#### Short exercise
The records below should be written out again, exactly.

************

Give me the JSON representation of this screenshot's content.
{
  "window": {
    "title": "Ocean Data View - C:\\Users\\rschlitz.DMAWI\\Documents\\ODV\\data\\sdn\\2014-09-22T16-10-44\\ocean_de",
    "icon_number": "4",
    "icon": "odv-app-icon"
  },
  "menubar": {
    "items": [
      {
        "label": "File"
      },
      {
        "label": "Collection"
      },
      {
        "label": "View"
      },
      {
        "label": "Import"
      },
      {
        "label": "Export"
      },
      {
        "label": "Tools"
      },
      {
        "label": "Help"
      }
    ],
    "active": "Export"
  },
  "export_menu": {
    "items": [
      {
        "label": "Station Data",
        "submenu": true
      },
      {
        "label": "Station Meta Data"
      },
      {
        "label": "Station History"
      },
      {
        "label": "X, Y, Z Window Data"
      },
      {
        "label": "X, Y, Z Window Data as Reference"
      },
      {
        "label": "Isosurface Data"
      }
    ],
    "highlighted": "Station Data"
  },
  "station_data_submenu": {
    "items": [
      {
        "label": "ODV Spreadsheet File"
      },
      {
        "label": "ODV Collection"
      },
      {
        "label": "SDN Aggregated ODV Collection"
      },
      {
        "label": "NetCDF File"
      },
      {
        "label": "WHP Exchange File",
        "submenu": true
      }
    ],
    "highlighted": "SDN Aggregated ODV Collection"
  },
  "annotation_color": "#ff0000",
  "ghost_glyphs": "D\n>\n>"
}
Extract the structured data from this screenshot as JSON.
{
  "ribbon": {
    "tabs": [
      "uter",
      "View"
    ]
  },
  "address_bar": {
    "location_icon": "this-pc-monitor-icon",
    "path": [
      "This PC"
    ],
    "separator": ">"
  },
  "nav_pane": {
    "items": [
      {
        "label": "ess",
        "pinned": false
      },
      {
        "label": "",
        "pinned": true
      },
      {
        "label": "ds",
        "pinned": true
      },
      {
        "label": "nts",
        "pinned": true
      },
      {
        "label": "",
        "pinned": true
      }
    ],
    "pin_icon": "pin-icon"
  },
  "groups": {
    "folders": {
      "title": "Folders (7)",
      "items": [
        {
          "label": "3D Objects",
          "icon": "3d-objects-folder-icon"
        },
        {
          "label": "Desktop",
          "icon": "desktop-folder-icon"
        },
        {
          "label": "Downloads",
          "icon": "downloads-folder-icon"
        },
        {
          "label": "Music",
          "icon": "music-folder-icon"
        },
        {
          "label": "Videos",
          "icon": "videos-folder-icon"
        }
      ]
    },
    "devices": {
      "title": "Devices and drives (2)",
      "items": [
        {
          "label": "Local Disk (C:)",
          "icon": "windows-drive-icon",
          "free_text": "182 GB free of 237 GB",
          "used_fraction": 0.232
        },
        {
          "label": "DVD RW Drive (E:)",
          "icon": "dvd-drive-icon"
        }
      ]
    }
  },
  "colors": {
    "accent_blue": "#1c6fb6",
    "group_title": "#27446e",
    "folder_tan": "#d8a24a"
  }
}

************

#### Exercise answer
Give me the JSON representation of this screenshot's content.
{
  "window": {
    "title": "Ocean Data View - C:\\Users\\rschlitz.DMAWI\\Documents\\ODV\\data\\sdn\\2014-09-22T16-10-44\\ocean_de",
    "icon_number": "4",
    "icon": "odv-app-icon"
  },
  "menubar": {
    "items": [
      {
        "label": "File"
      },
      {
        "label": "Collection"
      },
      {
        "label": "View"
      },
      {
        "label": "Import"
      },
      {
        "label": "Export"
      },
      {
        "label": "Tools"
      },
      {
        "label": "Help"
      }
    ],
    "active": "Export"
  },
  "export_menu": {
    "items": [
      {
        "label": "Station Data",
        "submenu": true
      },
      {
        "label": "Station Meta Data"
      },
      {
        "label": "Station History"
      },
      {
        "label": "X, Y, Z Window Data"
      },
      {
        "label": "X, Y, Z Window Data as Reference"
      },
      {
        "label": "Isosurface Data"
      }
    ],
    "highlighted": "Station Data"
  },
  "station_data_submenu": {
    "items": [
      {
        "label": "ODV Spreadsheet File"
      },
      {
        "label": "ODV Collection"
      },
      {
        "label": "SDN Aggregated ODV Collection"
      },
      {
        "label": "NetCDF File"
      },
      {
        "label": "WHP Exchange File",
        "submenu": true
      }
    ],
    "highlighted": "SDN Aggregated ODV Collection"
  },
  "annotation_color": "#ff0000",
  "ghost_glyphs": "D\n>\n>"
}
Extract the structured data from this screenshot as JSON.
{
  "ribbon": {
    "tabs": [
      "uter",
      "View"
    ]
  },
  "address_bar": {
    "location_icon": "this-pc-monitor-icon",
    "path": [
      "This PC"
    ],
    "separator": ">"
  },
  "nav_pane": {
    "items": [
      {
        "label": "ess",
        "pinned": false
      },
      {
        "label": "",
        "pinned": true
      },
      {
        "label": "ds",
        "pinned": true
      },
      {
        "label": "nts",
        "pinned": true
      },
      {
        "label": "",
        "pinned": true
      }
    ],
    "pin_icon": "pin-icon"
  },
  "groups": {
    "folders": {
      "title": "Folders (7)",
      "items": [
        {
          "label": "3D Objects",
          "icon": "3d-objects-folder-icon"
        },
        {
          "label": "Desktop",
          "icon": "desktop-folder-icon"
        },
        {
          "label": "Downloads",
          "icon": "downloads-folder-icon"
        },
        {
          "label": "Music",
          "icon": "music-folder-icon"
        },
        {
          "label": "Videos",
          "icon": "videos-folder-icon"
        }
      ]
    },
    "devices": {
      "title": "Devices and drives (2)",
      "items": [
        {
          "label": "Local Disk (C:)",
          "icon": "windows-drive-icon",
          "free_text": "182 GB free of 237 GB",
          "used_fraction": 0.232
        },
        {
          "label": "DVD RW Drive (E:)",
          "icon": "dvd-drive-icon"
        }
      ]
    }
  },
  "colors": {
    "accent_blue": "#1c6fb6",
    "group_title": "#27446e",
    "folder_tan": "#d8a24a"
  }
}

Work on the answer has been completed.